Stored data =
·····
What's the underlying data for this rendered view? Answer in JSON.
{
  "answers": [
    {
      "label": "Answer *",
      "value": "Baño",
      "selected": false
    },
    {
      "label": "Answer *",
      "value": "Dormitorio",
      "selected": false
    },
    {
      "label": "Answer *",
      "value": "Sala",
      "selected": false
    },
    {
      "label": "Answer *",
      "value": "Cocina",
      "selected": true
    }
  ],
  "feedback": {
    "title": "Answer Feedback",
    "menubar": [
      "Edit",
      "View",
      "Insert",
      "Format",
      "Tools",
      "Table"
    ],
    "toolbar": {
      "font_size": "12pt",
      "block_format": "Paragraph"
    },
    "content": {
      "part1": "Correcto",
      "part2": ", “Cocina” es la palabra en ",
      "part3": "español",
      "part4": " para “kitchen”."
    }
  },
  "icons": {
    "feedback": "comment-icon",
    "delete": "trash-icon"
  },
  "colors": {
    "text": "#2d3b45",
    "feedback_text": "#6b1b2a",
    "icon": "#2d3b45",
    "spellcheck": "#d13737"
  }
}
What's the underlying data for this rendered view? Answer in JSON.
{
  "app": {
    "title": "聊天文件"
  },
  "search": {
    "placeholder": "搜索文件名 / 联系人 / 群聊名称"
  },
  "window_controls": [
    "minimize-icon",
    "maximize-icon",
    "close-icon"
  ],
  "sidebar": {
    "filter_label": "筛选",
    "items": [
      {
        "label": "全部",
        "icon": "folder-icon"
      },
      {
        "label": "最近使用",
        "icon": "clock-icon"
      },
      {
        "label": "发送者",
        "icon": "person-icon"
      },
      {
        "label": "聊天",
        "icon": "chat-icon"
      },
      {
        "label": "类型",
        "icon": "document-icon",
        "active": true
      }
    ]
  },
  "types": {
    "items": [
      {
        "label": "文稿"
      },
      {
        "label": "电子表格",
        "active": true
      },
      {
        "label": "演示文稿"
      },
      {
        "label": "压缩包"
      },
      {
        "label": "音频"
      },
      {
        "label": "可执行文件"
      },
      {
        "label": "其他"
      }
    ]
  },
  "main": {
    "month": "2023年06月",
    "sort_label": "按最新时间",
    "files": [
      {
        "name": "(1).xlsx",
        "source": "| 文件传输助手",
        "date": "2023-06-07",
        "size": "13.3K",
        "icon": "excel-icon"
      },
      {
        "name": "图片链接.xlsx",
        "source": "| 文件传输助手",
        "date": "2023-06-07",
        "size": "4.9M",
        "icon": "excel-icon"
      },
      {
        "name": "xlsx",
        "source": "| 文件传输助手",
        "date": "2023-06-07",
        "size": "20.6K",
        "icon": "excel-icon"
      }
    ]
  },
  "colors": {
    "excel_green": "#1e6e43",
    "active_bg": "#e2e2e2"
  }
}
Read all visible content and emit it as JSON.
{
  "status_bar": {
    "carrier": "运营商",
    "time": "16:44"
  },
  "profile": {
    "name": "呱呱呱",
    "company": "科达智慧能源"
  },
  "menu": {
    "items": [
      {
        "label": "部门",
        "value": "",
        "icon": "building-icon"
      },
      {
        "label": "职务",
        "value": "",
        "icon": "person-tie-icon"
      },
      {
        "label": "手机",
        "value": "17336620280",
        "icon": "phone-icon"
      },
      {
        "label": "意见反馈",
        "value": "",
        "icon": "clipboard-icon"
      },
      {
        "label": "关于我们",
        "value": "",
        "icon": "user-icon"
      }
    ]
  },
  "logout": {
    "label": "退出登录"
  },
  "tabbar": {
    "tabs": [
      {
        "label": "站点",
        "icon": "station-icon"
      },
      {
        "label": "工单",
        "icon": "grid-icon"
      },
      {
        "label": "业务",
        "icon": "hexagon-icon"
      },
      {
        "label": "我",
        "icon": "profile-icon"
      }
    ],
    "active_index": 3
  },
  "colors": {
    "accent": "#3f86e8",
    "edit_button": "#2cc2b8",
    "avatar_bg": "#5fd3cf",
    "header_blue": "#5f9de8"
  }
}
·····
Set exercise = Output exactly the lines above, from the one holding "Read all visible content and emit it as JSON." through the end of the data, including the first and last.

Written solution =
Read all visible content and emit it as JSON.
{
  "status_bar": {
    "carrier": "运营商",
    "time": "16:44"
  },
  "profile": {
    "name": "呱呱呱",
    "company": "科达智慧能源"
  },
  "menu": {
    "items": [
      {
        "label": "部门",
        "value": "",
        "icon": "building-icon"
      },
      {
        "label": "职务",
        "value": "",
        "icon": "person-tie-icon"
      },
      {
        "label": "手机",
        "value": "17336620280",
        "icon": "phone-icon"
      },
      {
        "label": "意见反馈",
        "value": "",
        "icon": "clipboard-icon"
      },
      {
        "label": "关于我们",
        "value": "",
        "icon": "user-icon"
      }
    ]
  },
  "logout": {
    "label": "退出登录"
  },
  "tabbar": {
    "tabs": [
      {
        "label": "站点",
        "icon": "station-icon"
      },
      {
        "label": "工单",
        "icon": "grid-icon"
      },
      {
        "label": "业务",
        "icon": "hexagon-icon"
      },
      {
        "label": "我",
        "icon": "profile-icon"
      }
    ],
    "active_index": 3
  },
  "colors": {
    "accent": "#3f86e8",
    "edit_button": "#2cc2b8",
    "avatar_bg": "#5fd3cf",
    "header_blue": "#5f9de8"
  }
}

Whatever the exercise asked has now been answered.